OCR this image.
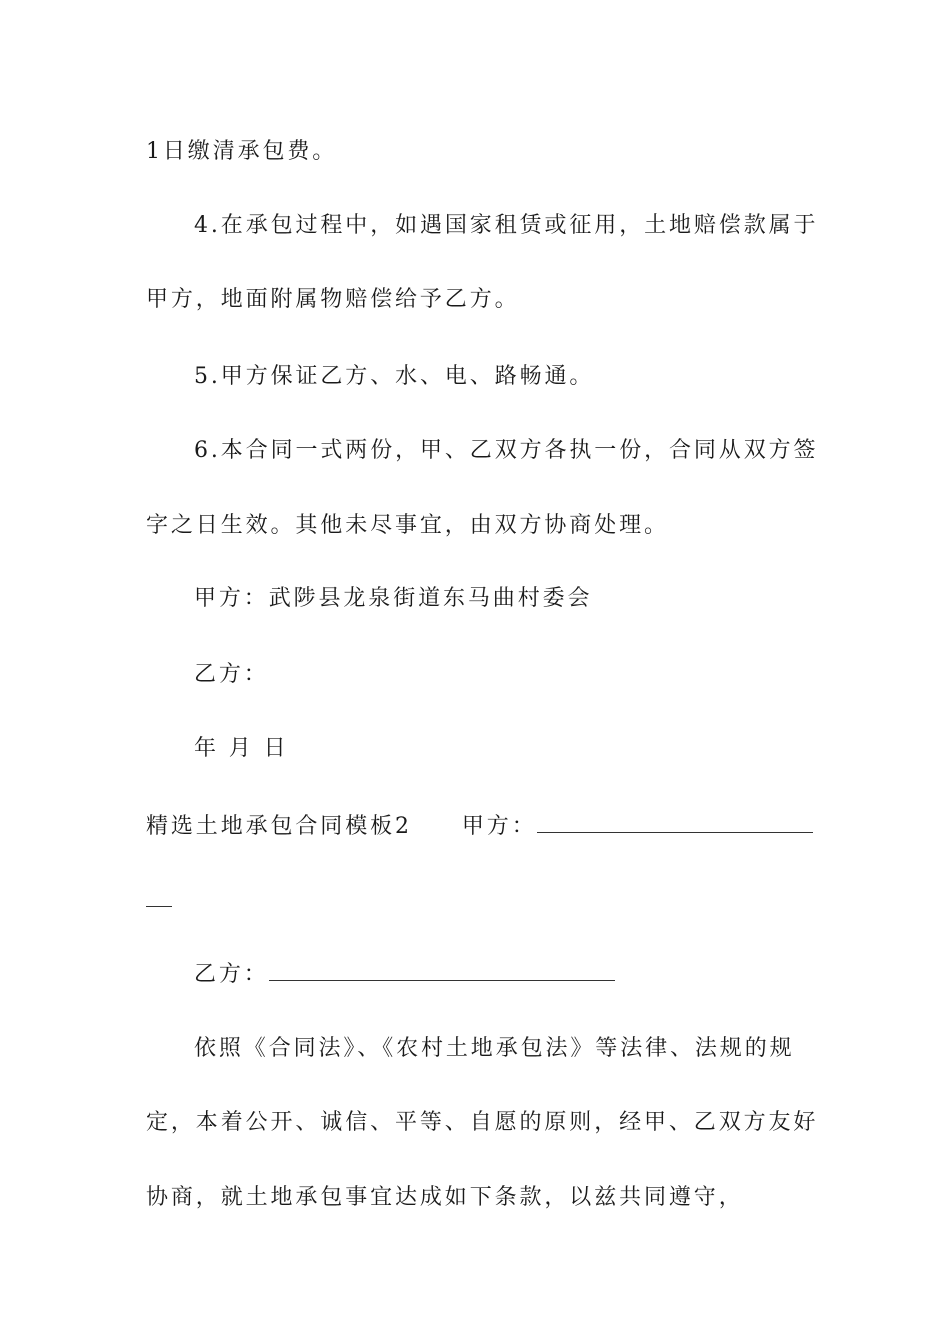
1日缴清承包费。
4.在承包过程中，如遇国家租赁或征用，土地赔偿款属于
甲方，地面附属物赔偿给予乙方。
5.甲方保证乙方、水、电、路畅通。
6.本合同一式两份，甲、乙双方各执一份，合同从双方签
字之日生效。其他未尽事宜，由双方协商处理。
甲方：武陟县龙泉街道东马曲村委会
乙方：
年 月 日
精选土地承包合同模板2 甲方：
乙方：
依照《合同法》、《农村土地承包法》等法律、法规的规
定，本着公开、诚信、平等、自愿的原则，经甲、乙双方友好
协商，就土地承包事宜达成如下条款，以兹共同遵守，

######

# [GIVEN INSTRUCTION]
Return the listing above in full and without alteration, excluding its pictures.

# [REPLY]
OCR this image.
1日缴清承包费。
4.在承包过程中，如遇国家租赁或征用，土地赔偿款属于
甲方，地面附属物赔偿给予乙方。
5.甲方保证乙方、水、电、路畅通。
6.本合同一式两份，甲、乙双方各执一份，合同从双方签
字之日生效。其他未尽事宜，由双方协商处理。
甲方：武陟县龙泉街道东马曲村委会
乙方：
年 月 日
精选土地承包合同模板2 甲方：
乙方：
依照《合同法》、《农村土地承包法》等法律、法规的规
定，本着公开、诚信、平等、自愿的原则，经甲、乙双方友好
协商，就土地承包事宜达成如下条款，以兹共同遵守，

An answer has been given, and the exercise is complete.